Modified Endowment Contracts Episode Resources:
- What modified endowment contracts are exactly
- What MEC has to do with Taxes
- How they fit into your overall policy construction and strategies
- Does the policy really grow tax-free
- When a MEC must be created to do its job for you
- When it makes sense to implement a Modified Endowment Contracts
- When it makes sense to NOT implement a Modified Endowment Contracts
- Blog post: What is a modified endowment contract?
- Gain access to our Secret Banking Masterclass now FREE to listeners of the podcast here now
- What is Infinite Banking
- Credit: Episode art background Photo by Thought Catalog
Modified Endowment Contracts (MEC) episode transcript
Nate: In this episode, we answer common questions about modified endowment contracts. What are they? How do they apply to infinite banking policies? Does it ever make sense to own a policy that is classified as a modified endowment contract? She’s Holly and she helps people find financial freedom.
Holly: He’s Nate. He makes sense out of money. This is Dollars and Nonsense. If you follow the herd, you will be slaughtered.
Nate: All right. Well, welcome back to the podcast everyone. Today we’ll be talking about something that is actually pretty crucial to this whole concept of infinite banking. Then if you’ve been around the neighborhood of infinite banking, you’ve probably heard the term MEC or modified endowment contract. You might be wondering, what does this mean? I think a lot of people understand that it has something to do with taxes and how that applies to these policies. There’s a little bit of confusion about this whole modified endowment contract or MEC. So we’re going to deep dive and discuss what it is, how it applies to us, how it applies to the policy design, and also open up a discussion on when it might actually make sense to own one. So Holly, let’s try to, in simple terms, describe what a modified endowment contract really is.
Holly: In simple terms a modified endowment contract is when your life insurance policies, cumulative premiums basically become taxable. It’s now a taxable event that the IRS is going to now tax you on your growth in your actual policy per se, that the growth becomes bigger than what you’ve put in in the premiums and because of the way it was structured, you now get to pay taxes on it.
Nate: Yeah, it sounds fun. I think what you said is how it’s structured. Yeah.
Nate: So typically in a whole life insurance policy, the cash value grows tax-free and we can use it to tax-free or at least we can always take a loan against the policy and have it not be a taxable event. In a typical whole life insurance policy, you can also take a withdrawal of all of your premiums that you’ve put in to the policy. So it’s called your cost basis. So if you’ve put in $500,000 over your lifetime, you can take actual true withdrawals against the policy up to $500,000. Then if you want to withdraw past that, past your basis, it would be taxable, but most people never do that. Most people you can withdraw your basis, but then you start taking policy loans against the policy to avoid ever paying taxes on any of the growth of the policy.

* _What is asked_
• a. What is the name of the podcast in the modified endowment contracts transcript?
• b. Copy the part of the modified endowment contracts transcript that opens with the words containing "Modified Endowment Contracts Episode" and closes with "is a modified endowment contract?".

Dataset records
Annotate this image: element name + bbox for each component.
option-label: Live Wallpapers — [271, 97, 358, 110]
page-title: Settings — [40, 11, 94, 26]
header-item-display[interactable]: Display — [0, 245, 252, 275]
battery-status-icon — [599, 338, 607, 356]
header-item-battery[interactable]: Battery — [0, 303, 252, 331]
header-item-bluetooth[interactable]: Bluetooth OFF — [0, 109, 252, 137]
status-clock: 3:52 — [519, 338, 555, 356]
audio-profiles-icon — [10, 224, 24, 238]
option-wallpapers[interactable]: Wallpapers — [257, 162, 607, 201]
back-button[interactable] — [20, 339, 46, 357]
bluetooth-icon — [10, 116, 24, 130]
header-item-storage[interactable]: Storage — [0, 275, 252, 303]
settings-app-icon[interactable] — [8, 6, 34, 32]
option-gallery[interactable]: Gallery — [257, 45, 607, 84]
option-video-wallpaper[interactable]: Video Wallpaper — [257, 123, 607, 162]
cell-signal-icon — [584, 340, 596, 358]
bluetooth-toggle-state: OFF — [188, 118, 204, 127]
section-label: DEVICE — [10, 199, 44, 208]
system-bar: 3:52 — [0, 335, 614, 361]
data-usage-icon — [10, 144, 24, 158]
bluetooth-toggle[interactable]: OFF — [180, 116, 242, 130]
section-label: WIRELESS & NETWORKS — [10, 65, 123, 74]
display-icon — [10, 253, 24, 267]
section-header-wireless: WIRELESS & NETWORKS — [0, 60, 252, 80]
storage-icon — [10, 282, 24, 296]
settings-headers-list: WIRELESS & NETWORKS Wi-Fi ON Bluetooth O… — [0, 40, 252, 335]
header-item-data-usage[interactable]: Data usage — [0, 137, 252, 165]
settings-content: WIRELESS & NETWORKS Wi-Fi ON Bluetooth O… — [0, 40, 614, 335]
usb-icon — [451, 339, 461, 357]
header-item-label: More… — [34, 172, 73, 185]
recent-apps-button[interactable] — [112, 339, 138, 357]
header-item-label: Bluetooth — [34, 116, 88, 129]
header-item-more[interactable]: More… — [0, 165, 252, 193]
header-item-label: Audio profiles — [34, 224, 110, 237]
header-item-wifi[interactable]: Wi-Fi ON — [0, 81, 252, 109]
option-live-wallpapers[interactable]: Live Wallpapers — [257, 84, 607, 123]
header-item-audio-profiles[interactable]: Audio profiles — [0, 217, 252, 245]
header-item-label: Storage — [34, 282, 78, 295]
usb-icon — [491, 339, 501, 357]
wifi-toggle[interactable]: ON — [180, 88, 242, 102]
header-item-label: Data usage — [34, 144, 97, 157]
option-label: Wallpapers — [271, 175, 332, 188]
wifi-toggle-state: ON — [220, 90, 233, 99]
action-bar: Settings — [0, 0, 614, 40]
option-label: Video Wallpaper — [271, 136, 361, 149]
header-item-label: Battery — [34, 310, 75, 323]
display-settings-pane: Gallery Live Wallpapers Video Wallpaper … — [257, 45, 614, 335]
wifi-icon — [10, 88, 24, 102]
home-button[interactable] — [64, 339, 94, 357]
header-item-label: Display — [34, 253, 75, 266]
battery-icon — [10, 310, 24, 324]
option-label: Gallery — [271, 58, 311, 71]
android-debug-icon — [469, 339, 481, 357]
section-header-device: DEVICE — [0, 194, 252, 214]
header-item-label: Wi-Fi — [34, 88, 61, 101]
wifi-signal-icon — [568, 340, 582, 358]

* _Responses in order_
• a. Dollars and Nonsense

• b.
Modified Endowment Contracts Episode Resources:
- What modified endowment contracts are exactly
- What MEC has to do with Taxes
- How they fit into your overall policy construction and strategies
- Does the policy really grow tax-free
- When a MEC must be created to do its job for you
- When it makes sense to implement a Modified Endowment Contracts
- When it makes sense to NOT implement a Modified Endowment Contracts
- Blog post: What is a modified endowment contract?